[Stored entries]
## BEGIN

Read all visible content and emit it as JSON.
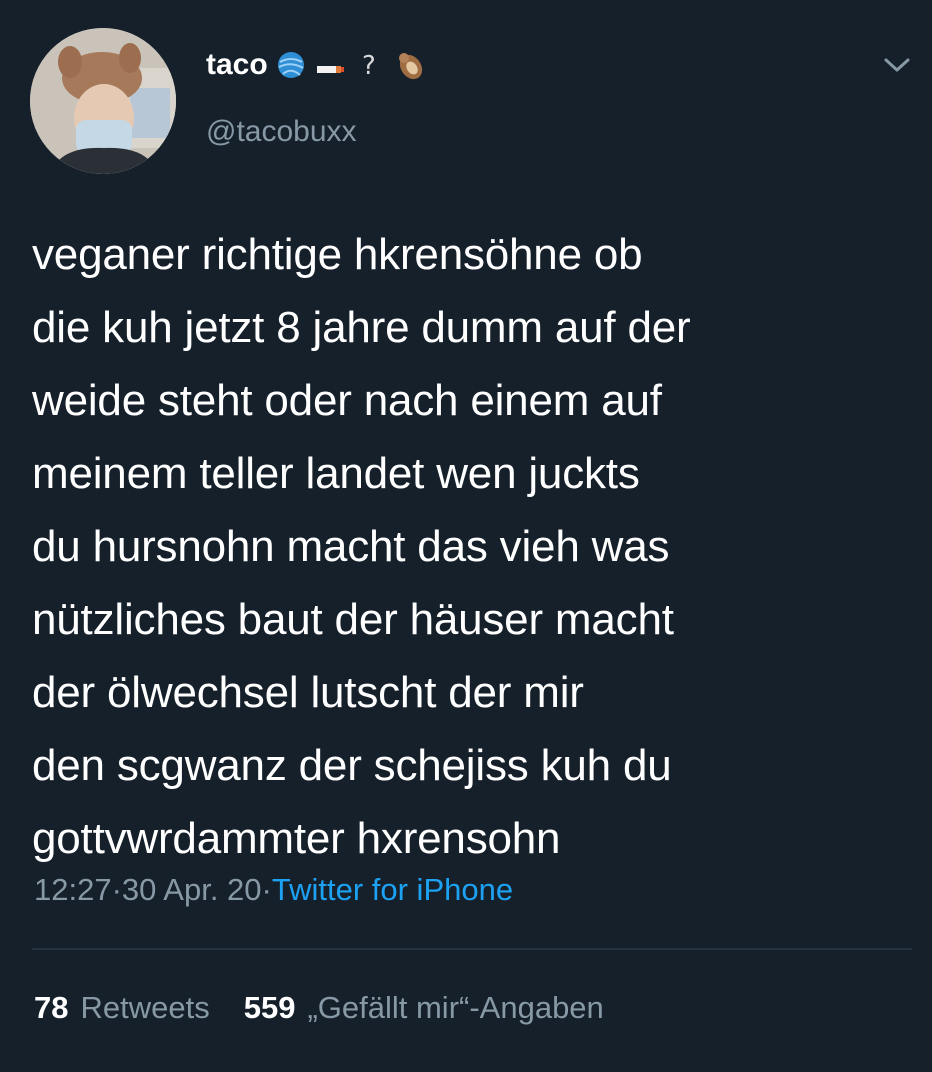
{
  "author": {
    "display_name": "taco",
    "handle": "@tacobuxx",
    "name_emojis": [
      "yarn-ball-emoji",
      "cigarette-emoji",
      "question-mark-emoji",
      "otter-emoji"
    ]
  },
  "tweet": {
    "text": "veganer richtige hkrensöhne ob\ndie kuh jetzt 8 jahre dumm auf der\nweide steht oder nach einem auf\nmeinem teller landet wen juckts\ndu hursnohn macht das vieh was\nnützliches baut der häuser macht\nder ölwechsel lutscht der mir\nden scgwanz der schejiss kuh du\ngottvwrdammter hxrensohn",
    "time": "12:27",
    "date": "30 Apr. 20",
    "separator": " · ",
    "source": "Twitter for iPhone"
  },
  "stats": {
    "retweets_count": "78",
    "retweets_label": "Retweets",
    "likes_count": "559",
    "likes_label": "„Gefällt mir“-Angaben"
  },
  "colors": {
    "background": "#15202b",
    "text": "#ffffff",
    "secondary": "#8899a6",
    "link": "#1da1f2"
  }
}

## END

-- EXERCISE DESCRIPTION --
Restate the data above exactly, stripping out each image.

-- SOLUTION BELOW --
Read all visible content and emit it as JSON.
{
  "author": {
    "display_name": "taco",
    "handle": "@tacobuxx",
    "name_emojis": [
      "yarn-ball-emoji",
      "cigarette-emoji",
      "question-mark-emoji",
      "otter-emoji"
    ]
  },
  "tweet": {
    "text": "veganer richtige hkrensöhne ob\ndie kuh jetzt 8 jahre dumm auf der\nweide steht oder nach einem auf\nmeinem teller landet wen juckts\ndu hursnohn macht das vieh was\nnützliches baut der häuser macht\nder ölwechsel lutscht der mir\nden scgwanz der schejiss kuh du\ngottvwrdammter hxrensohn",
    "time": "12:27",
    "date": "30 Apr. 20",
    "separator": " · ",
    "source": "Twitter for iPhone"
  },
  "stats": {
    "retweets_count": "78",
    "retweets_label": "Retweets",
    "likes_count": "559",
    "likes_label": "„Gefällt mir“-Angaben"
  },
  "colors": {
    "background": "#15202b",
    "text": "#ffffff",
    "secondary": "#8899a6",
    "link": "#1da1f2"
  }
}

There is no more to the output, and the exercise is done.